═════ Input for this task

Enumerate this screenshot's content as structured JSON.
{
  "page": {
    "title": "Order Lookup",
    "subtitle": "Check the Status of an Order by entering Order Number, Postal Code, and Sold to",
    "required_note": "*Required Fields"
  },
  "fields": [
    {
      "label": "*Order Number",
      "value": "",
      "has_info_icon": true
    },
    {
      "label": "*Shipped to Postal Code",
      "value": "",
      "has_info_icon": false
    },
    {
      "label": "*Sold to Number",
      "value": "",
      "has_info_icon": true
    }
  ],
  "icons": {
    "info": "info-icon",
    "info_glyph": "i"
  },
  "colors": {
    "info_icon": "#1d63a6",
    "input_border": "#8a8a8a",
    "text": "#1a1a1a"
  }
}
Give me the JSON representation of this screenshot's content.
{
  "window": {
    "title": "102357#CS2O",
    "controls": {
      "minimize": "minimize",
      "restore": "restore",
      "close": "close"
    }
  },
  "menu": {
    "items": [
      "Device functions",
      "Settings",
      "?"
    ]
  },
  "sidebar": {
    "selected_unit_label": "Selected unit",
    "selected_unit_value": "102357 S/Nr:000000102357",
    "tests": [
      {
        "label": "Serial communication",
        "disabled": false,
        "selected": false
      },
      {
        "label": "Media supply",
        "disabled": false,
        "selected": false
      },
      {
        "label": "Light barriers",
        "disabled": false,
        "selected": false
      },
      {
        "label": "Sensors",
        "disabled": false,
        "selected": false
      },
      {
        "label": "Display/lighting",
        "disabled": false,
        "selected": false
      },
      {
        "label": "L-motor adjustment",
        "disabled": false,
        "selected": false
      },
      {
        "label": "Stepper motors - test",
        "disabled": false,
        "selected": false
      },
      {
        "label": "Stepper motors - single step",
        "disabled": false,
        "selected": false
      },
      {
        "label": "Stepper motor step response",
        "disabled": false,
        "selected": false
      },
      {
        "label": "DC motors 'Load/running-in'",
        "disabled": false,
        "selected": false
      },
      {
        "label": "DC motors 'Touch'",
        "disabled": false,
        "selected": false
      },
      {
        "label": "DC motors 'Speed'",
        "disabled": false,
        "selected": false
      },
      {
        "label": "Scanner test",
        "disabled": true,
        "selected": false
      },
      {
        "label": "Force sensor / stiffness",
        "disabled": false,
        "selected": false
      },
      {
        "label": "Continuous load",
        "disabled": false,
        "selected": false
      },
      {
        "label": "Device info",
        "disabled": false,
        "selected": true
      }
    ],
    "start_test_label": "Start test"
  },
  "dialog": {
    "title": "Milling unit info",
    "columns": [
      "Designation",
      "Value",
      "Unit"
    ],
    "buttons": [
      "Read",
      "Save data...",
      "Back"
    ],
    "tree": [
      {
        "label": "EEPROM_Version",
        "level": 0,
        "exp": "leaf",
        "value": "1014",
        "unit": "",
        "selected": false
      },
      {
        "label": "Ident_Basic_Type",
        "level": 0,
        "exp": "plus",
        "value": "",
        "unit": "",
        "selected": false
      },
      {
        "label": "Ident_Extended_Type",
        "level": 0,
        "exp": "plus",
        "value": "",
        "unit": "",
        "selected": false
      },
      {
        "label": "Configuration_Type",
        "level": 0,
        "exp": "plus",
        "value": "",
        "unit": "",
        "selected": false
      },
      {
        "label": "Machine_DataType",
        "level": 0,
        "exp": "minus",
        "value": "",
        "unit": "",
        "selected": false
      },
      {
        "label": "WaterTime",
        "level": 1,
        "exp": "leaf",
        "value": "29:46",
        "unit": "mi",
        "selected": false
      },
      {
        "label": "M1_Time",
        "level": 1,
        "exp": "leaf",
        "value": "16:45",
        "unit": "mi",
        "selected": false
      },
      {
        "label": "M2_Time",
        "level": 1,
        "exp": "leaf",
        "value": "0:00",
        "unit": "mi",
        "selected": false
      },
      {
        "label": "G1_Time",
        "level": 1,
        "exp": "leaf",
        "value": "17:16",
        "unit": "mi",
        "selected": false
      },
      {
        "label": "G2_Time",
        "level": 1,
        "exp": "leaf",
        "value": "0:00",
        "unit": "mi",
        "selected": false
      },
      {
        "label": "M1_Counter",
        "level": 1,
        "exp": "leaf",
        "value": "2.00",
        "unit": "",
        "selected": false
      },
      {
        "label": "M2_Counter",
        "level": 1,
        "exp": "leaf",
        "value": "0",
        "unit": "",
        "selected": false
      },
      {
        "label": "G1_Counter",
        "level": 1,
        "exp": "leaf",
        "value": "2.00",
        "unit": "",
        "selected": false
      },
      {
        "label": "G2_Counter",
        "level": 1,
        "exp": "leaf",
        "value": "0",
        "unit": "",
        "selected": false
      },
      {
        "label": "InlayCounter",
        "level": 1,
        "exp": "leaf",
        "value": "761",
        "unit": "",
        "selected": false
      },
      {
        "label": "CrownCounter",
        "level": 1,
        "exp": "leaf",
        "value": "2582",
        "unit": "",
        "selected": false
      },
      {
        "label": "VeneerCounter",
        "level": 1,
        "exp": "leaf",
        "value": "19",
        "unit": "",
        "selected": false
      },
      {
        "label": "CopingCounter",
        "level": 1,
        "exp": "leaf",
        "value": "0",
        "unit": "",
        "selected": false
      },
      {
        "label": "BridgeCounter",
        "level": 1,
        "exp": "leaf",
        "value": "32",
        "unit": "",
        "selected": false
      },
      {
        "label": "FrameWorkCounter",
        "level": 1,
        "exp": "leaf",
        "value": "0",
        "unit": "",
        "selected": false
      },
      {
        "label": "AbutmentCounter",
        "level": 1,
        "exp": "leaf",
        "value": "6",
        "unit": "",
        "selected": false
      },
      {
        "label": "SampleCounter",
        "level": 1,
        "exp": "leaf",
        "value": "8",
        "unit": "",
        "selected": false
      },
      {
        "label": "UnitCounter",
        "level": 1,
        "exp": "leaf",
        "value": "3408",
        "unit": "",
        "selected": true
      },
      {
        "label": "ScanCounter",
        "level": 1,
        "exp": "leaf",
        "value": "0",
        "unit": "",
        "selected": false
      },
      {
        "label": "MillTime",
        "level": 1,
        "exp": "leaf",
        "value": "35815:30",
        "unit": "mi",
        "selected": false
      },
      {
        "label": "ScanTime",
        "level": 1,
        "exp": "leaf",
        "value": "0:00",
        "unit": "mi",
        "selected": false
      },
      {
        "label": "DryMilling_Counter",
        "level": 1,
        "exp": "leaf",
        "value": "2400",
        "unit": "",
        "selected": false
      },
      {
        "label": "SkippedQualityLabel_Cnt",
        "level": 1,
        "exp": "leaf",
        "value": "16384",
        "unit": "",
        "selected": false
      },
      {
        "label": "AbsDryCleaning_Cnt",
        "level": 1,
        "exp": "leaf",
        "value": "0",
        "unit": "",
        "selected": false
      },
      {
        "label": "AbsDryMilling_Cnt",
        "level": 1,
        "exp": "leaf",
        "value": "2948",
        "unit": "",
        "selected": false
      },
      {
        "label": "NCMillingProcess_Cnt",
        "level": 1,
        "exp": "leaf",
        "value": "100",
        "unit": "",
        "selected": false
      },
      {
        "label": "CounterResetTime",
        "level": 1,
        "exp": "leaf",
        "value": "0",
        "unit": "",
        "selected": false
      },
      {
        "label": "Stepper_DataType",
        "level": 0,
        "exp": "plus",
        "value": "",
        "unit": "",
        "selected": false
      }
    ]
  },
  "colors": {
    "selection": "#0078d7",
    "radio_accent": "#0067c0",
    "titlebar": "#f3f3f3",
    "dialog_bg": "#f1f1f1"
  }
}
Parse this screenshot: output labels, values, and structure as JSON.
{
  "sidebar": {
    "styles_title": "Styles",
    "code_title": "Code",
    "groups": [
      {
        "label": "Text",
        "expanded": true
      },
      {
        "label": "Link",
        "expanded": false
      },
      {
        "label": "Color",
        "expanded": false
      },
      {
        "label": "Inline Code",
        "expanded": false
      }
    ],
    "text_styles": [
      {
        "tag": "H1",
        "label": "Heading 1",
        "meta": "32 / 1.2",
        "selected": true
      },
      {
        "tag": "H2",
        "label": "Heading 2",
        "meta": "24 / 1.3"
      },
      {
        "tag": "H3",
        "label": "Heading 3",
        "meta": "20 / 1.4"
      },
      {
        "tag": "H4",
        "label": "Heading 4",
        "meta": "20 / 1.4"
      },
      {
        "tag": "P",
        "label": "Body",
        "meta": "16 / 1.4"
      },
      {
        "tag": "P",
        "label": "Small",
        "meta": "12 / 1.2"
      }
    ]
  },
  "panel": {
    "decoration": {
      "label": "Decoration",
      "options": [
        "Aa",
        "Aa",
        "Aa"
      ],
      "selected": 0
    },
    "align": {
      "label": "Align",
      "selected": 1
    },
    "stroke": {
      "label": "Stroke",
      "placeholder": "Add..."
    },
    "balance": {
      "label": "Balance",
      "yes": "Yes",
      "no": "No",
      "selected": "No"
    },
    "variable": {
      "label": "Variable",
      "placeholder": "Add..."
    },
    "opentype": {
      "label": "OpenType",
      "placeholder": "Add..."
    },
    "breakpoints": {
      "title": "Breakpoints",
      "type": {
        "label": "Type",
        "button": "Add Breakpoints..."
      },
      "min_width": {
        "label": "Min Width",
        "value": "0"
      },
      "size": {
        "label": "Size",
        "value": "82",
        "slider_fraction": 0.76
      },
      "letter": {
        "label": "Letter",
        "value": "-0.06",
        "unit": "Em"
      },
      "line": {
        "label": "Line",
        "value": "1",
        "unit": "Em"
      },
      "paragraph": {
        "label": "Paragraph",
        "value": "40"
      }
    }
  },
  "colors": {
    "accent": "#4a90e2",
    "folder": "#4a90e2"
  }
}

══════════

From the listing above, return each line with the word "meta".

* Solution for this exercise
        "meta": "32 / 1.2",
        "meta": "24 / 1.3"
        "meta": "20 / 1.4"
        "meta": "20 / 1.4"
        "meta": "16 / 1.4"
        "meta": "12 / 1.2"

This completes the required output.